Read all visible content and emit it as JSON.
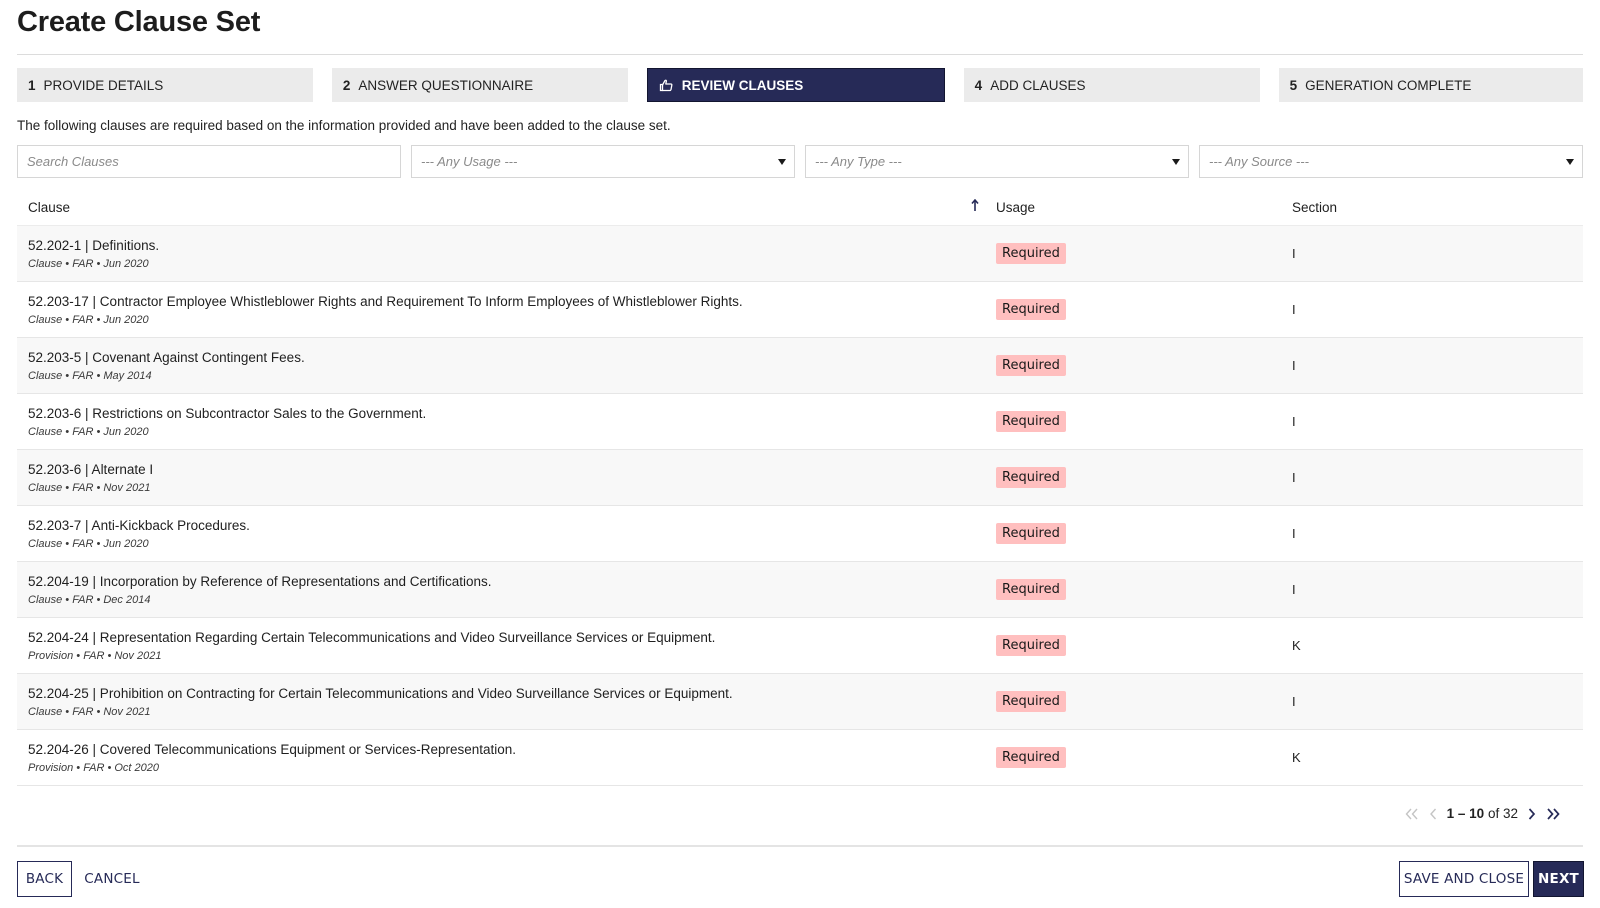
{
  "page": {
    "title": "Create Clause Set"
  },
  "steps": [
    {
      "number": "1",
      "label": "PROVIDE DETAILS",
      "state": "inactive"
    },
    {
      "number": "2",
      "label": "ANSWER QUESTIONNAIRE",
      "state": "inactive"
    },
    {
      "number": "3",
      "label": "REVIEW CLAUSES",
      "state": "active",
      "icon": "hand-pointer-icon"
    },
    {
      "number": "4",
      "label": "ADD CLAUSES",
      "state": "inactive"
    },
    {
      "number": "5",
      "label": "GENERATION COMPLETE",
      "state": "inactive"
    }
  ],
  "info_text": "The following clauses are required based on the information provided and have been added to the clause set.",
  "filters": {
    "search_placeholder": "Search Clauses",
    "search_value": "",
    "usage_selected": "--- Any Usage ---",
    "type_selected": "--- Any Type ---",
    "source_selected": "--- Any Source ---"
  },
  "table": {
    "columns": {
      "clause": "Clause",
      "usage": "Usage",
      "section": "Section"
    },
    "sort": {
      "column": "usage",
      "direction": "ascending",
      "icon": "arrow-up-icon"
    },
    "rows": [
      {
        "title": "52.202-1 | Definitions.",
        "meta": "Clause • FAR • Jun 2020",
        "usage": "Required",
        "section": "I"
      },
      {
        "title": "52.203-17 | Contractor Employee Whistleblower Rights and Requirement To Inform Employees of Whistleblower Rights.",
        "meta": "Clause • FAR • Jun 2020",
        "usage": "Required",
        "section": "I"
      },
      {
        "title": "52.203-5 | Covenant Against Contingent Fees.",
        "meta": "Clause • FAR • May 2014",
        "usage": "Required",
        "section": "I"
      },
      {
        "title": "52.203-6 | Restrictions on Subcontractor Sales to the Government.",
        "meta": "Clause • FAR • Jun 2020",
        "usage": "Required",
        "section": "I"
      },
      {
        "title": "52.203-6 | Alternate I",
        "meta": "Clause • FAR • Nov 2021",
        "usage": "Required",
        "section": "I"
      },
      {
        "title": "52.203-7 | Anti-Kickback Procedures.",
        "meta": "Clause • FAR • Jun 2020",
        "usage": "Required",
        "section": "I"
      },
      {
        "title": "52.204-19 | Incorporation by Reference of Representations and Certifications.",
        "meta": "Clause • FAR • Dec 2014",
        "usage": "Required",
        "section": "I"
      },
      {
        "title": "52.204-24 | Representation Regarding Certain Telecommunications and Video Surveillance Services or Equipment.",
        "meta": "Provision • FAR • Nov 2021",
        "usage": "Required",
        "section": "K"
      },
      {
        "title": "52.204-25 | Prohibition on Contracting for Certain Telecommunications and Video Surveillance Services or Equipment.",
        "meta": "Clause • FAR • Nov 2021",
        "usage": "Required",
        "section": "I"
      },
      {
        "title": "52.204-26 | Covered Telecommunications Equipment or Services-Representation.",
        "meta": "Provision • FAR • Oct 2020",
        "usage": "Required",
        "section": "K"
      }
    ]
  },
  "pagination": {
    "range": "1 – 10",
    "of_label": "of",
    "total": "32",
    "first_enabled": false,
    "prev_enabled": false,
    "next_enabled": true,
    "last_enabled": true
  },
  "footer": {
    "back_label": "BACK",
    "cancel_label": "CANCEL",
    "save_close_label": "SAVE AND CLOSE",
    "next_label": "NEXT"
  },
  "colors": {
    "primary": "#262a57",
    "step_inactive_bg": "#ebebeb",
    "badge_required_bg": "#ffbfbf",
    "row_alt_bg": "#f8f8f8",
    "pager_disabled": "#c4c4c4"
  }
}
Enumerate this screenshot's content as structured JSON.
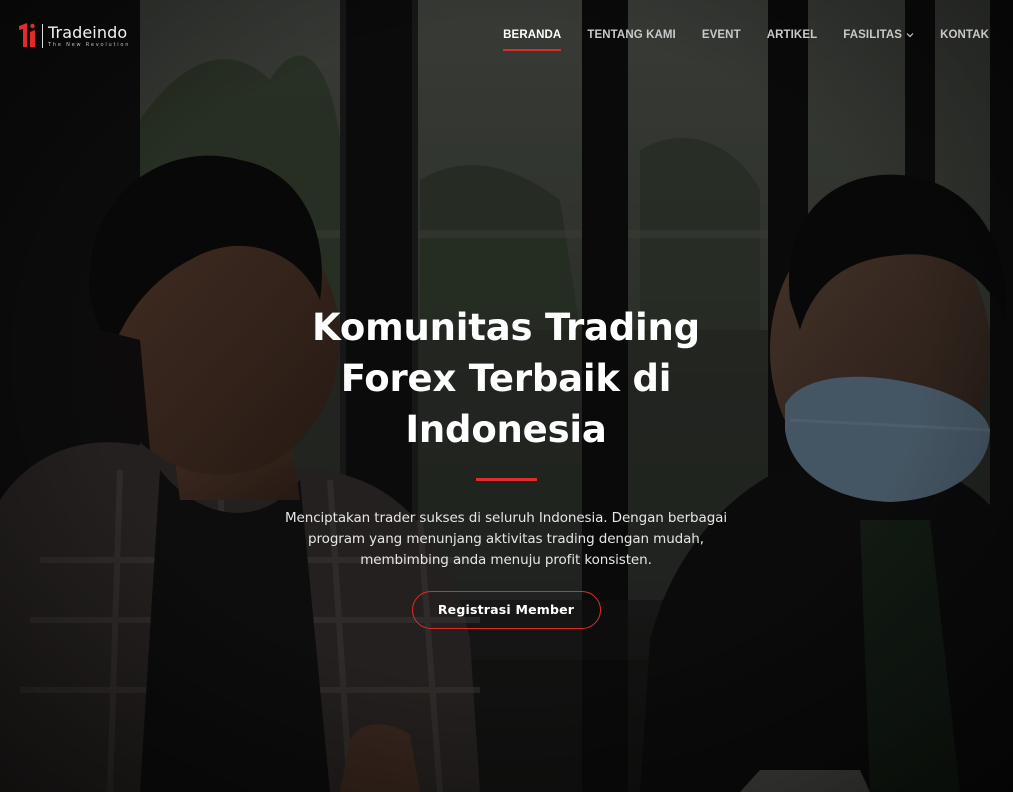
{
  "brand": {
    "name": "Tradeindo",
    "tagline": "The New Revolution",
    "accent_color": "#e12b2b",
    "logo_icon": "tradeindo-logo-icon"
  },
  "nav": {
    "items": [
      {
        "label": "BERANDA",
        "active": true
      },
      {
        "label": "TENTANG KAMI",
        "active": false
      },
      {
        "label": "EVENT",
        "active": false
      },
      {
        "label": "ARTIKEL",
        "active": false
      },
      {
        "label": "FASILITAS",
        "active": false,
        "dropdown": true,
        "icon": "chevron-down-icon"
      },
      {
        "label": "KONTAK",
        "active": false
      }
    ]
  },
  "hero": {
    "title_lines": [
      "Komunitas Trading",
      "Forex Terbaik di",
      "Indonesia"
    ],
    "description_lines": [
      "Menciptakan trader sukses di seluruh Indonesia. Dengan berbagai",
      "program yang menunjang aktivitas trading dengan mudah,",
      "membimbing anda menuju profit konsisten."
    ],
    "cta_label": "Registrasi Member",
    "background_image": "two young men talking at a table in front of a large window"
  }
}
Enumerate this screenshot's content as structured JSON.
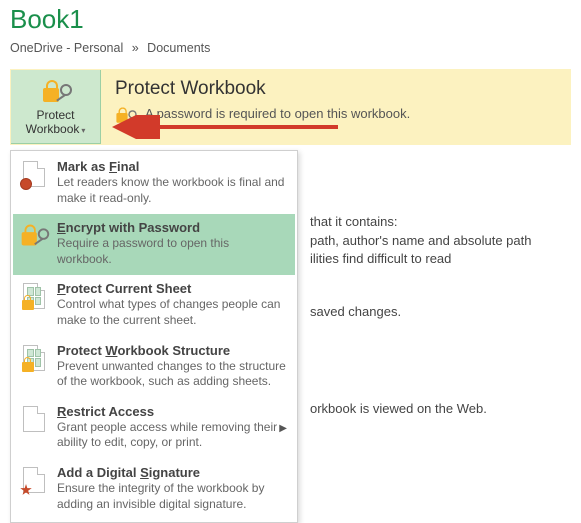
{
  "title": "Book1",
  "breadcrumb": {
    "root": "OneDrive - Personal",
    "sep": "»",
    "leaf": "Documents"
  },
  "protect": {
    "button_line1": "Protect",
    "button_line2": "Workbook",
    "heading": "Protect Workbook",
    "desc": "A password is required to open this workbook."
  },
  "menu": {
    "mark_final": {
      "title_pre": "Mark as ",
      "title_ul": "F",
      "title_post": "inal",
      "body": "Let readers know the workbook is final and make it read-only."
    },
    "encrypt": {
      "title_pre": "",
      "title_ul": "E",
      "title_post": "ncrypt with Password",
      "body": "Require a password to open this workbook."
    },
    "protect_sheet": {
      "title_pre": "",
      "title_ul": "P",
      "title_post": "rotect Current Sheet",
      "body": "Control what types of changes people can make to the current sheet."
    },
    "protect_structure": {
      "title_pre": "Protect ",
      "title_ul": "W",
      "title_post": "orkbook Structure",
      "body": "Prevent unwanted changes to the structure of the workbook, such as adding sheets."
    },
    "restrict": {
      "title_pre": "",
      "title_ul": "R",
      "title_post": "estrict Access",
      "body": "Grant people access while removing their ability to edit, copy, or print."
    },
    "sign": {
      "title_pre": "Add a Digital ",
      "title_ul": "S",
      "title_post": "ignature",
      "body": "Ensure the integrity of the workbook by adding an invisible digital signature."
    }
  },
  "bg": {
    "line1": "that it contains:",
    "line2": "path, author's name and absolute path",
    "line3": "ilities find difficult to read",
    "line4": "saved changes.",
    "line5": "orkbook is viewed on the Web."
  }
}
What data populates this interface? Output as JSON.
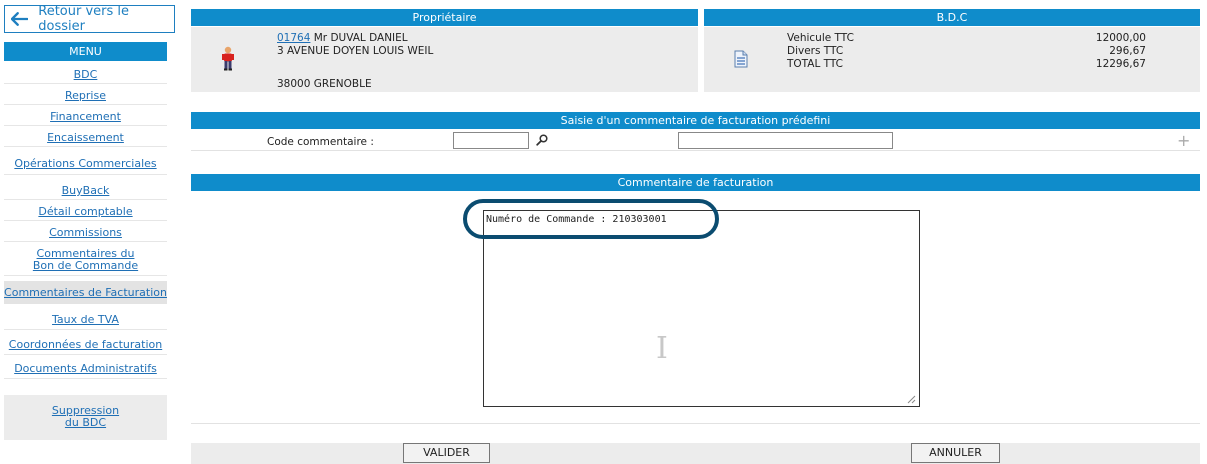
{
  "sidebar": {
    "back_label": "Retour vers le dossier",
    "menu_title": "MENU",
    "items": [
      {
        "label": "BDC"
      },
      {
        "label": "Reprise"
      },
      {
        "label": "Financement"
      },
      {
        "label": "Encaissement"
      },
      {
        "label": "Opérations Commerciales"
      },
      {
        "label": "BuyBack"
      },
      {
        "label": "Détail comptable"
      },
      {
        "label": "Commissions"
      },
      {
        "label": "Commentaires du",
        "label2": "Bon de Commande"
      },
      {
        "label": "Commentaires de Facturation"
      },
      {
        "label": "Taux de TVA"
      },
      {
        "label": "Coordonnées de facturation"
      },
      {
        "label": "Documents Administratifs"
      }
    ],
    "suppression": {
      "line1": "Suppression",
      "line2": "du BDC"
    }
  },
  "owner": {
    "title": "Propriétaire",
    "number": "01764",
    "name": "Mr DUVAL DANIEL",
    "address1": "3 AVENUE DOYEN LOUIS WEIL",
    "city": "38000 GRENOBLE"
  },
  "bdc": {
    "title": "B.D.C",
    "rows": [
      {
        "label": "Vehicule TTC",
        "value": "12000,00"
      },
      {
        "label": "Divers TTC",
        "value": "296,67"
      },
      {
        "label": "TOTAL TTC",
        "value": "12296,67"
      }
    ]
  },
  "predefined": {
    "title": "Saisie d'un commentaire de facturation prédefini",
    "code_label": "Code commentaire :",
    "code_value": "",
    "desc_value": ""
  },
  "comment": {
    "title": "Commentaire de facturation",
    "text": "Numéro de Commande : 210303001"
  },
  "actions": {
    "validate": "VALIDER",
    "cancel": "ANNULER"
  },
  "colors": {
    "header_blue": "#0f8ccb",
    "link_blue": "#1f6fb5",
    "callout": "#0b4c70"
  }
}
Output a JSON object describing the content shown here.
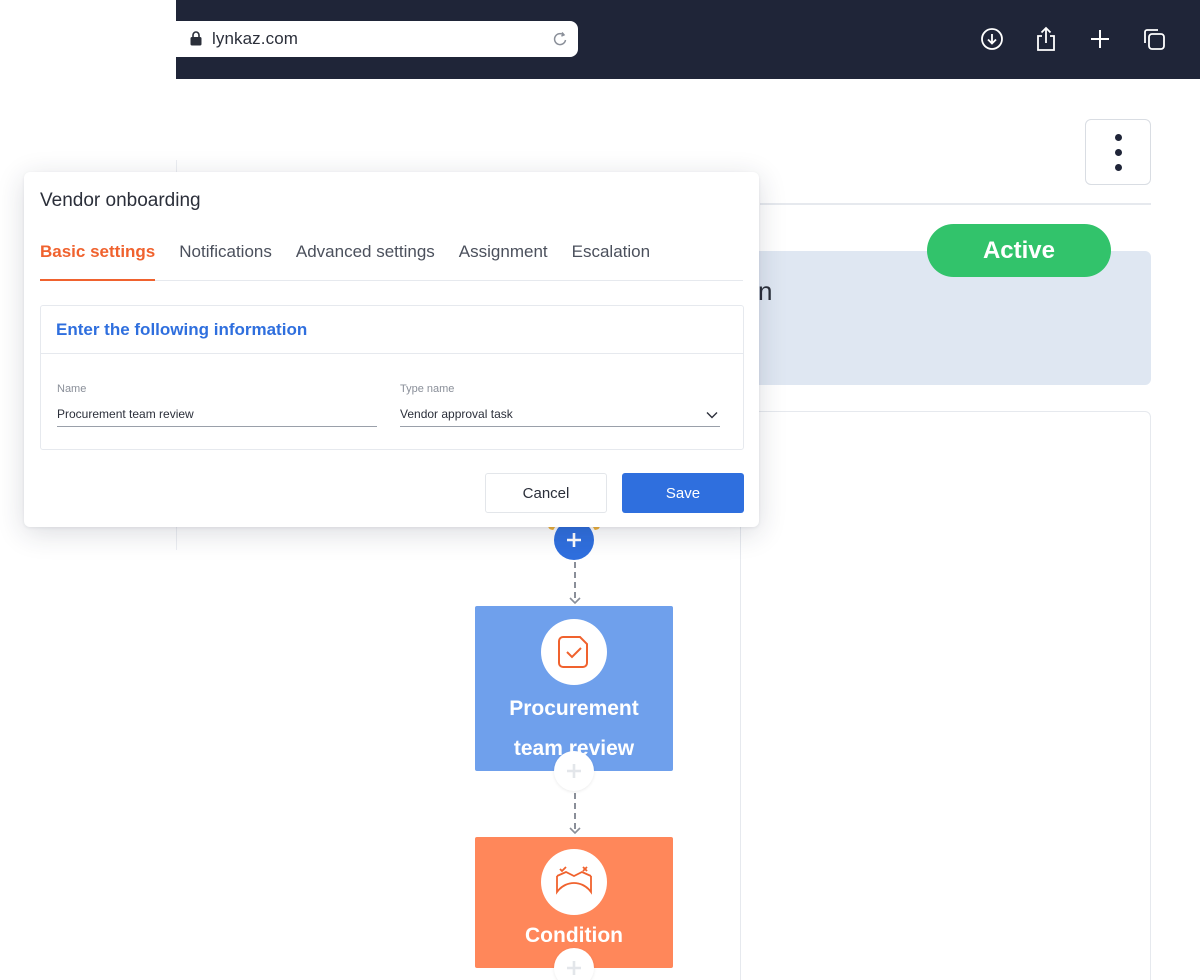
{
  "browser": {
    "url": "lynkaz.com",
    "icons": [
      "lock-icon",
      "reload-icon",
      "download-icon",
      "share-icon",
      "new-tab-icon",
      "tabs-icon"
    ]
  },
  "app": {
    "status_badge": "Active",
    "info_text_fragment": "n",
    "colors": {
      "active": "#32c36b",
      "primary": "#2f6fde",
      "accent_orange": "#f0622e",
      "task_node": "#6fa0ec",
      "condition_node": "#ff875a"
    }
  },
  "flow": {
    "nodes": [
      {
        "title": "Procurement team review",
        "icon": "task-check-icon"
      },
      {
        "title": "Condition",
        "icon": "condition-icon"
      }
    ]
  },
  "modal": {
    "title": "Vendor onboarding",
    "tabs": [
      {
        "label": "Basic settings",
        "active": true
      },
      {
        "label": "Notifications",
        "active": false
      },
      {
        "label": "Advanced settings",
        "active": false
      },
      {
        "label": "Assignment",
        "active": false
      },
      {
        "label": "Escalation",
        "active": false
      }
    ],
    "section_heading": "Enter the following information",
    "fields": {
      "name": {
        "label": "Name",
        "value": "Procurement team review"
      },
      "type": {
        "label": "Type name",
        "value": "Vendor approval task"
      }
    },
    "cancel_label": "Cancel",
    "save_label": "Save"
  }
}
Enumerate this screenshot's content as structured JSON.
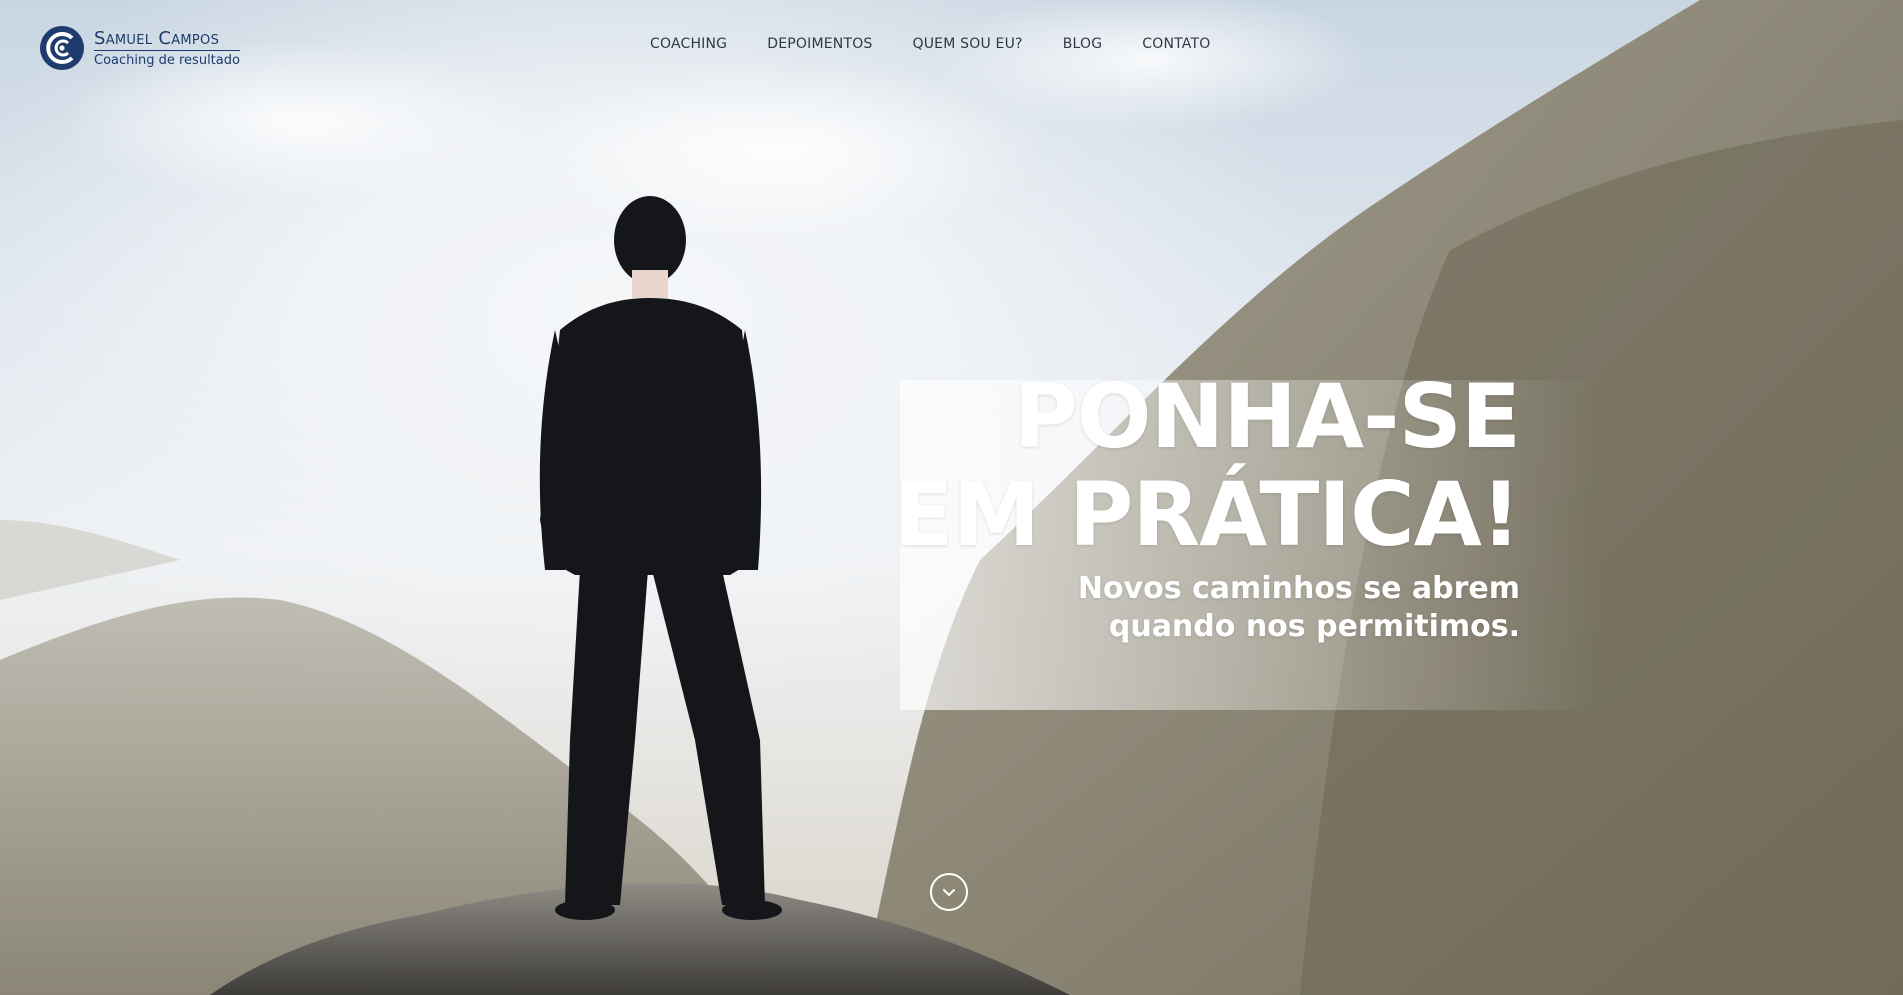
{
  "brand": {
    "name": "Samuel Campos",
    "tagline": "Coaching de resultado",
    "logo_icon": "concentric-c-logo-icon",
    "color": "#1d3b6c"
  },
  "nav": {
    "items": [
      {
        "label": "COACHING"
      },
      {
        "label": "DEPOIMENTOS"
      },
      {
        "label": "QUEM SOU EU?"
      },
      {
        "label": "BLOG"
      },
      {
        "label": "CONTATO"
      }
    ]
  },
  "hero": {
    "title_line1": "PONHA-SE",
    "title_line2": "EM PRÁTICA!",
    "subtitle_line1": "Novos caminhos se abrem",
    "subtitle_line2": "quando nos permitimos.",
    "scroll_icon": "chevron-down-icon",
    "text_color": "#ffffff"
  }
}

| Your objective |
Return every line of the preceding records in which the word "Surveillance" appears.

| Output |
        "title": "52.204-24 | Representation Regarding Certain Telecommunications and Video Surveillance Services or Equipment.",
        "title": "52.204-25 | Prohibition on Contracting for Certain Telecommunications and Video Surveillance Services or Equipment.",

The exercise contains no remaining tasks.